>> Start

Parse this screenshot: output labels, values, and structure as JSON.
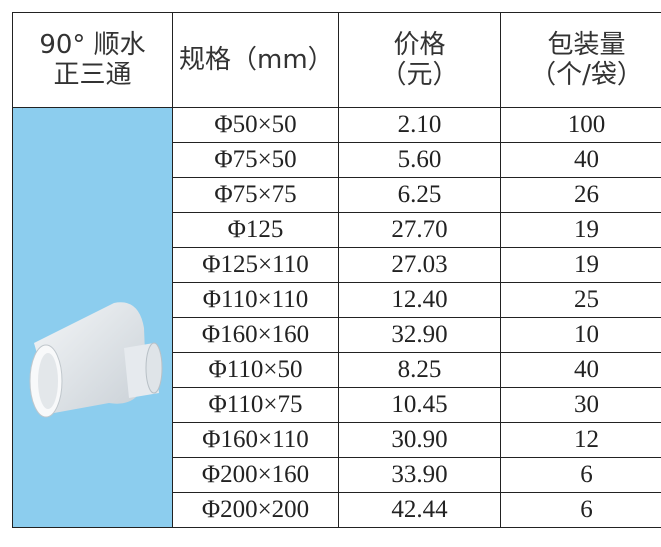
{
  "table": {
    "header": {
      "product": [
        "90° 顺水",
        "正三通"
      ],
      "spec": [
        "规格（mm）"
      ],
      "price": [
        "价格",
        "（元）"
      ],
      "pack": [
        "包装量",
        "（个/袋）"
      ]
    },
    "rows": [
      [
        "Φ50×50",
        "2.10",
        "100"
      ],
      [
        "Φ75×50",
        "5.60",
        "40"
      ],
      [
        "Φ75×75",
        "6.25",
        "26"
      ],
      [
        "Φ125",
        "27.70",
        "19"
      ],
      [
        "Φ125×110",
        "27.03",
        "19"
      ],
      [
        "Φ110×110",
        "12.40",
        "25"
      ],
      [
        "Φ160×160",
        "32.90",
        "10"
      ],
      [
        "Φ110×50",
        "8.25",
        "40"
      ],
      [
        "Φ110×75",
        "10.45",
        "30"
      ],
      [
        "Φ160×110",
        "30.90",
        "12"
      ],
      [
        "Φ200×160",
        "33.90",
        "6"
      ],
      [
        "Φ200×200",
        "42.44",
        "6"
      ]
    ]
  }
}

>> End

- PROBLEM: Repeat the records above exactly, leaving out any pictures they contain.

- WORKED SOLUTION:
Parse this screenshot: output labels, values, and structure as JSON.
{
  "table": {
    "header": {
      "product": [
        "90° 顺水",
        "正三通"
      ],
      "spec": [
        "规格（mm）"
      ],
      "price": [
        "价格",
        "（元）"
      ],
      "pack": [
        "包装量",
        "（个/袋）"
      ]
    },
    "rows": [
      [
        "Φ50×50",
        "2.10",
        "100"
      ],
      [
        "Φ75×50",
        "5.60",
        "40"
      ],
      [
        "Φ75×75",
        "6.25",
        "26"
      ],
      [
        "Φ125",
        "27.70",
        "19"
      ],
      [
        "Φ125×110",
        "27.03",
        "19"
      ],
      [
        "Φ110×110",
        "12.40",
        "25"
      ],
      [
        "Φ160×160",
        "32.90",
        "10"
      ],
      [
        "Φ110×50",
        "8.25",
        "40"
      ],
      [
        "Φ110×75",
        "10.45",
        "30"
      ],
      [
        "Φ160×110",
        "30.90",
        "12"
      ],
      [
        "Φ200×160",
        "33.90",
        "6"
      ],
      [
        "Φ200×200",
        "42.44",
        "6"
      ]
    ]
  }
}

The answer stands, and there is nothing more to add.